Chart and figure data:
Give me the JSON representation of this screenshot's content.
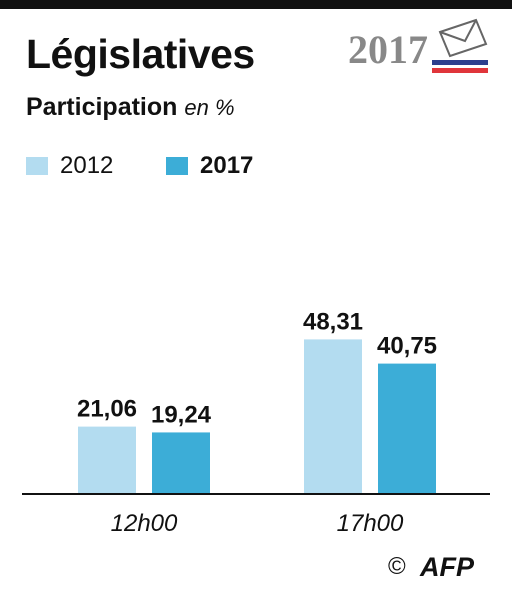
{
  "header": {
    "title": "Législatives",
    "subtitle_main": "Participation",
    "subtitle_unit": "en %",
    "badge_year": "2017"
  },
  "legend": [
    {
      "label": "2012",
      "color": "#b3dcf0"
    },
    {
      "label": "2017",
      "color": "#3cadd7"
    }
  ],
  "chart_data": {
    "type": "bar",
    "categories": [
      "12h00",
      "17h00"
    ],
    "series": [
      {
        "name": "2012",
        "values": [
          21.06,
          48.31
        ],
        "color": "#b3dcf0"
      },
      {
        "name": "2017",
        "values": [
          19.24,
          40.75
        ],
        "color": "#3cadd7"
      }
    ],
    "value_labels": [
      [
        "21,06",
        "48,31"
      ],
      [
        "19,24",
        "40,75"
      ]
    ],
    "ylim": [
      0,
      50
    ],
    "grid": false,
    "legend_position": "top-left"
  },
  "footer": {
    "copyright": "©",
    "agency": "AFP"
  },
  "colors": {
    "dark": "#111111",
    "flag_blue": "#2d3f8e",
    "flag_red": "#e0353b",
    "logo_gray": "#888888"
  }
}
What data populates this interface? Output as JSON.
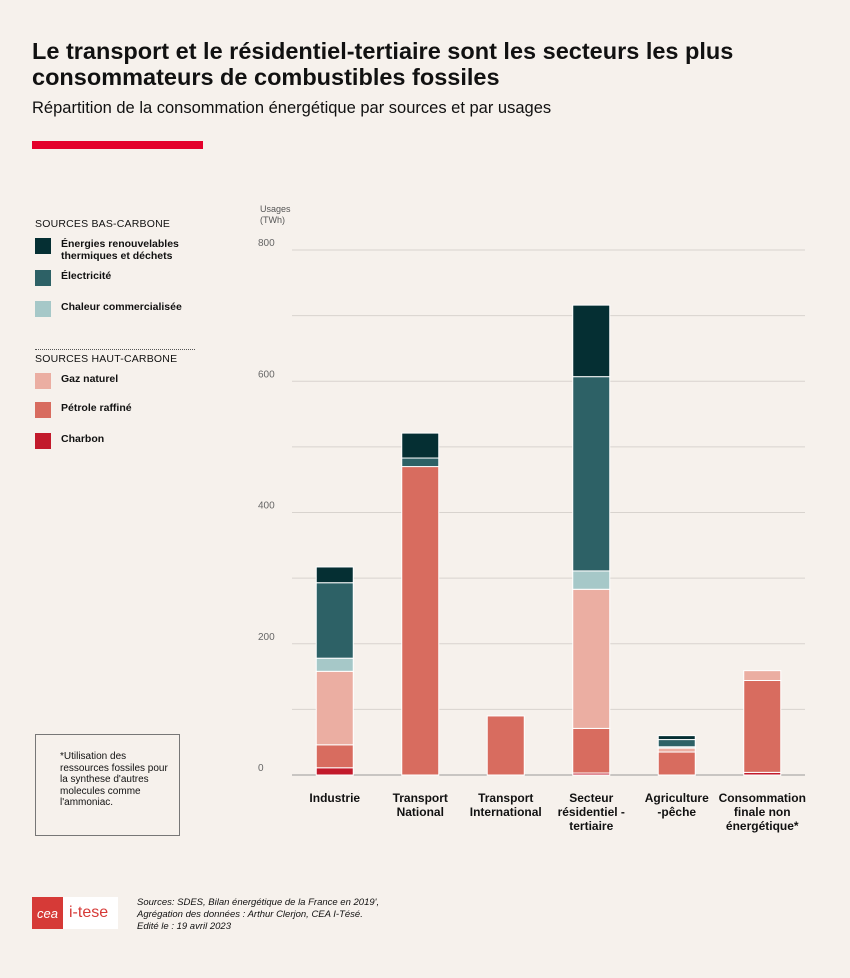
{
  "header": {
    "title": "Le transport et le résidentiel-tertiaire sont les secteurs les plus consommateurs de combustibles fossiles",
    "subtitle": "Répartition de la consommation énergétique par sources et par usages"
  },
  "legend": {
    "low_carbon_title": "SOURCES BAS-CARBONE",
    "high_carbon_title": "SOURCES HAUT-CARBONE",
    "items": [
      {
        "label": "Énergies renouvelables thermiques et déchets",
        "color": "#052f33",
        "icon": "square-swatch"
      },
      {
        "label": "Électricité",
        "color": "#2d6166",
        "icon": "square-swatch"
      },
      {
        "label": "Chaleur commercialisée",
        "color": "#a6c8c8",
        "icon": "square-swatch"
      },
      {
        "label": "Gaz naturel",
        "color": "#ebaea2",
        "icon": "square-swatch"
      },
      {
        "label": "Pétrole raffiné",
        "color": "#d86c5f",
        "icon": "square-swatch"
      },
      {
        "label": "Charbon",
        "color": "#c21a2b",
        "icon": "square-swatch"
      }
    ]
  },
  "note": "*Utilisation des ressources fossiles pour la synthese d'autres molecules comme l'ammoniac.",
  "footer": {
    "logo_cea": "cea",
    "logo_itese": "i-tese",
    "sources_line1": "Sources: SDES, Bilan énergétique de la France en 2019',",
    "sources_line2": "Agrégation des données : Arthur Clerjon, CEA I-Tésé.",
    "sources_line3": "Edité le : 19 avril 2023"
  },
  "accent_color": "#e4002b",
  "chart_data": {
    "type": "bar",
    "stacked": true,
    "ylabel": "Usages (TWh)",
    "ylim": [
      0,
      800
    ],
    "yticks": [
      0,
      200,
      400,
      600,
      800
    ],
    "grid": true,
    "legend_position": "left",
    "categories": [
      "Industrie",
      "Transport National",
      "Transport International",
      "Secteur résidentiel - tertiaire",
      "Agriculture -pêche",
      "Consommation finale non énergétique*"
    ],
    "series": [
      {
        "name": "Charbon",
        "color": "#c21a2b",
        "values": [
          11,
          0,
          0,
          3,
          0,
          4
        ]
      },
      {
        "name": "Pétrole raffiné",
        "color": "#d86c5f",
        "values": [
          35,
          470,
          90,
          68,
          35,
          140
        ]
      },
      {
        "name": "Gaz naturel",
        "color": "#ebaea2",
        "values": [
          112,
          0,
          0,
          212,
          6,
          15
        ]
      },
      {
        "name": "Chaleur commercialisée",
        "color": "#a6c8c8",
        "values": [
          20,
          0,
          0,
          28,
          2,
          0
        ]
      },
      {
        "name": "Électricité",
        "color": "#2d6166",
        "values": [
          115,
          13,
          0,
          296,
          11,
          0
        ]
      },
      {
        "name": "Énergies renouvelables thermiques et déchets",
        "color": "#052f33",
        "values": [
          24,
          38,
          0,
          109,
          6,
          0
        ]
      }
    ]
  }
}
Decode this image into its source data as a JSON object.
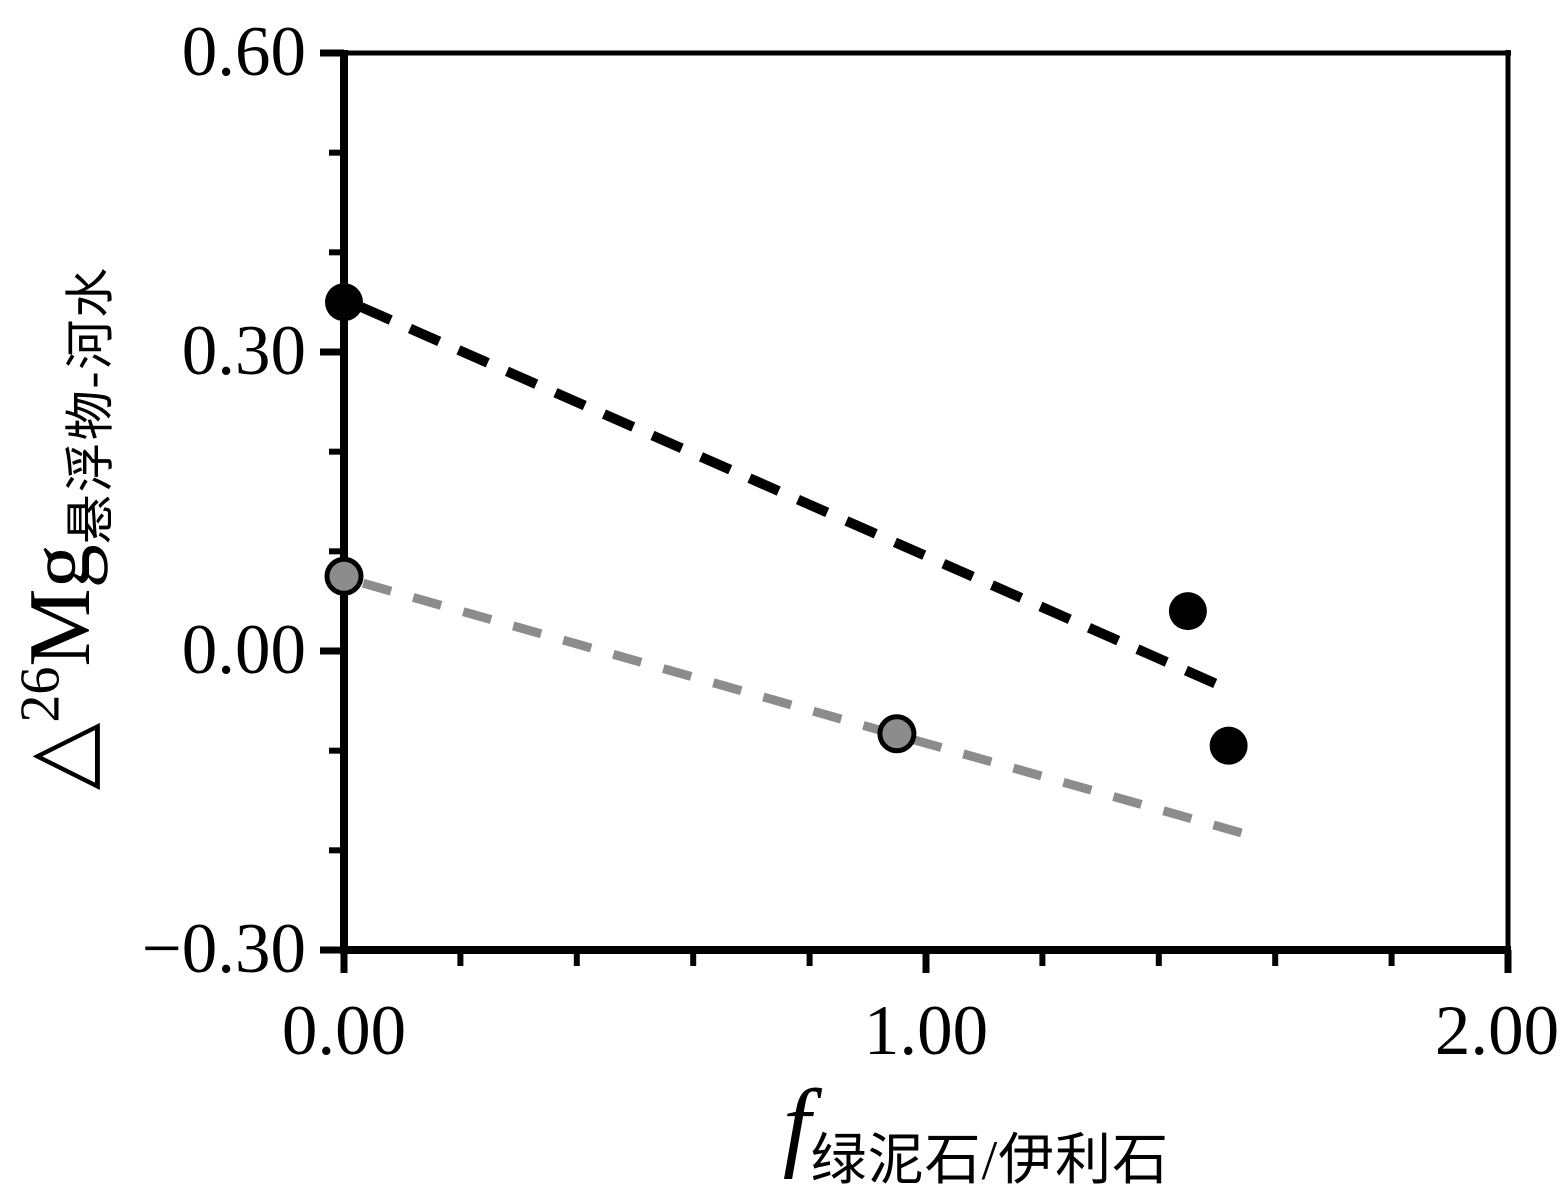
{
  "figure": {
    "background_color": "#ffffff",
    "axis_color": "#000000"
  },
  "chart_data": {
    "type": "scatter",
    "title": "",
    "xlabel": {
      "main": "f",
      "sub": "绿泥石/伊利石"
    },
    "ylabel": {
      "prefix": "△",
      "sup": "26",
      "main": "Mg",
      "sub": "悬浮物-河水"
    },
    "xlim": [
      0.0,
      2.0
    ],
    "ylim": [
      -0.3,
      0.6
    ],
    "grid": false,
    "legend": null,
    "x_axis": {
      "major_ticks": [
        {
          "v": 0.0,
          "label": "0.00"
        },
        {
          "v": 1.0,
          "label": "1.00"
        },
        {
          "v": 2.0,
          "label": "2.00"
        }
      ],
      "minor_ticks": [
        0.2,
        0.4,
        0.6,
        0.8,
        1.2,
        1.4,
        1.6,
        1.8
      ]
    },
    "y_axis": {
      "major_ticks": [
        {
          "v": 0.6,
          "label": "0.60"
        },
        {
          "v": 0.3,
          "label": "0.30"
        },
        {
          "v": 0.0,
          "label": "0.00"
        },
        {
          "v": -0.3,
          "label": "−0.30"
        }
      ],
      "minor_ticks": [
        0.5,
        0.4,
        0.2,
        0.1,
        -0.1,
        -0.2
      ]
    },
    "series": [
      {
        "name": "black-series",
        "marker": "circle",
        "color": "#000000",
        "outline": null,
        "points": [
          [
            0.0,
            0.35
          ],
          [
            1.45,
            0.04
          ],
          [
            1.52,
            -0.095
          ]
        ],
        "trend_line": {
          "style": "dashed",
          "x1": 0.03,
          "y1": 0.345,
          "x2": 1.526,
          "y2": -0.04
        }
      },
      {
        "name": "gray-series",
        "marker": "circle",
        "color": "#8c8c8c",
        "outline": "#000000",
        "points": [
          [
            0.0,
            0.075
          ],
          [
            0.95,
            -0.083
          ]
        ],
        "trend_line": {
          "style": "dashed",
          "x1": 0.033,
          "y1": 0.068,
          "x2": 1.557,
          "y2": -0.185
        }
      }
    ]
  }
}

# Exercise objective
Repeat each record exactly as shown above, dropping all images.

# Expected answer
Give me the JSON representation of this screenshot's content.
{
  "header": {
    "title": "Législatives",
    "subtitle_main": "Participation",
    "subtitle_unit": "en %",
    "badge_year": "2017"
  },
  "legend": [
    {
      "label": "2012",
      "color": "#b3dcf0"
    },
    {
      "label": "2017",
      "color": "#3cadd7"
    }
  ],
  "chart_data": {
    "type": "bar",
    "categories": [
      "12h00",
      "17h00"
    ],
    "series": [
      {
        "name": "2012",
        "values": [
          21.06,
          48.31
        ],
        "color": "#b3dcf0"
      },
      {
        "name": "2017",
        "values": [
          19.24,
          40.75
        ],
        "color": "#3cadd7"
      }
    ],
    "value_labels": [
      [
        "21,06",
        "48,31"
      ],
      [
        "19,24",
        "40,75"
      ]
    ],
    "ylim": [
      0,
      50
    ],
    "grid": false,
    "legend_position": "top-left"
  },
  "footer": {
    "copyright": "©",
    "agency": "AFP"
  },
  "colors": {
    "dark": "#111111",
    "flag_blue": "#2d3f8e",
    "flag_red": "#e0353b",
    "logo_gray": "#888888"
  }
}
What data populates this interface? Output as JSON.
{
  "header": {
    "title": "Le transport et le résidentiel-tertiaire sont les secteurs les plus consommateurs de combustibles fossiles",
    "subtitle": "Répartition de la consommation énergétique par sources et par usages"
  },
  "legend": {
    "low_carbon_title": "SOURCES BAS-CARBONE",
    "high_carbon_title": "SOURCES HAUT-CARBONE",
    "items": [
      {
        "label": "Énergies renouvelables thermiques et déchets",
        "color": "#052f33",
        "icon": "square-swatch"
      },
      {
        "label": "Électricité",
        "color": "#2d6166",
        "icon": "square-swatch"
      },
      {
        "label": "Chaleur commercialisée",
        "color": "#a6c8c8",
        "icon": "square-swatch"
      },
      {
        "label": "Gaz naturel",
        "color": "#ebaea2",
        "icon": "square-swatch"
      },
      {
        "label": "Pétrole raffiné",
        "color": "#d86c5f",
        "icon": "square-swatch"
      },
      {
        "label": "Charbon",
        "color": "#c21a2b",
        "icon": "square-swatch"
      }
    ]
  },
  "note": "*Utilisation des ressources fossiles pour la synthese d'autres molecules comme l'ammoniac.",
  "footer": {
    "logo_cea": "cea",
    "logo_itese": "i-tese",
    "sources_line1": "Sources: SDES, Bilan énergétique de la France en 2019',",
    "sources_line2": "Agrégation des données : Arthur Clerjon, CEA I-Tésé.",
    "sources_line3": "Edité le : 19 avril 2023"
  },
  "accent_color": "#e4002b",
  "chart_data": {
    "type": "bar",
    "stacked": true,
    "ylabel": "Usages (TWh)",
    "ylim": [
      0,
      800
    ],
    "yticks": [
      0,
      200,
      400,
      600,
      800
    ],
    "grid": true,
    "legend_position": "left",
    "categories": [
      "Industrie",
      "Transport National",
      "Transport International",
      "Secteur résidentiel - tertiaire",
      "Agriculture -pêche",
      "Consommation finale non énergétique*"
    ],
    "series": [
      {
        "name": "Charbon",
        "color": "#c21a2b",
        "values": [
          11,
          0,
          0,
          3,
          0,
          4
        ]
      },
      {
        "name": "Pétrole raffiné",
        "color": "#d86c5f",
        "values": [
          35,
          470,
          90,
          68,
          35,
          140
        ]
      },
      {
        "name": "Gaz naturel",
        "color": "#ebaea2",
        "values": [
          112,
          0,
          0,
          212,
          6,
          15
        ]
      },
      {
        "name": "Chaleur commercialisée",
        "color": "#a6c8c8",
        "values": [
          20,
          0,
          0,
          28,
          2,
          0
        ]
      },
      {
        "name": "Électricité",
        "color": "#2d6166",
        "values": [
          115,
          13,
          0,
          296,
          11,
          0
        ]
      },
      {
        "name": "Énergies renouvelables thermiques et déchets",
        "color": "#052f33",
        "values": [
          24,
          38,
          0,
          109,
          6,
          0
        ]
      }
    ]
  }
}
Decode this image into its source data as a JSON object.
{
  "figure": {
    "background_color": "#ffffff",
    "axis_color": "#000000"
  },
  "chart_data": {
    "type": "scatter",
    "title": "",
    "xlabel": {
      "main": "f",
      "sub": "绿泥石/伊利石"
    },
    "ylabel": {
      "prefix": "△",
      "sup": "26",
      "main": "Mg",
      "sub": "悬浮物-河水"
    },
    "xlim": [
      0.0,
      2.0
    ],
    "ylim": [
      -0.3,
      0.6
    ],
    "grid": false,
    "legend": null,
    "x_axis": {
      "major_ticks": [
        {
          "v": 0.0,
          "label": "0.00"
        },
        {
          "v": 1.0,
          "label": "1.00"
        },
        {
          "v": 2.0,
          "label": "2.00"
        }
      ],
      "minor_ticks": [
        0.2,
        0.4,
        0.6,
        0.8,
        1.2,
        1.4,
        1.6,
        1.8
      ]
    },
    "y_axis": {
      "major_ticks": [
        {
          "v": 0.6,
          "label": "0.60"
        },
        {
          "v": 0.3,
          "label": "0.30"
        },
        {
          "v": 0.0,
          "label": "0.00"
        },
        {
          "v": -0.3,
          "label": "−0.30"
        }
      ],
      "minor_ticks": [
        0.5,
        0.4,
        0.2,
        0.1,
        -0.1,
        -0.2
      ]
    },
    "series": [
      {
        "name": "black-series",
        "marker": "circle",
        "color": "#000000",
        "outline": null,
        "points": [
          [
            0.0,
            0.35
          ],
          [
            1.45,
            0.04
          ],
          [
            1.52,
            -0.095
          ]
        ],
        "trend_line": {
          "style": "dashed",
          "x1": 0.03,
          "y1": 0.345,
          "x2": 1.526,
          "y2": -0.04
        }
      },
      {
        "name": "gray-series",
        "marker": "circle",
        "color": "#8c8c8c",
        "outline": "#000000",
        "points": [
          [
            0.0,
            0.075
          ],
          [
            0.95,
            -0.083
          ]
        ],
        "trend_line": {
          "style": "dashed",
          "x1": 0.033,
          "y1": 0.068,
          "x2": 1.557,
          "y2": -0.185
        }
      }
    ]
  }
}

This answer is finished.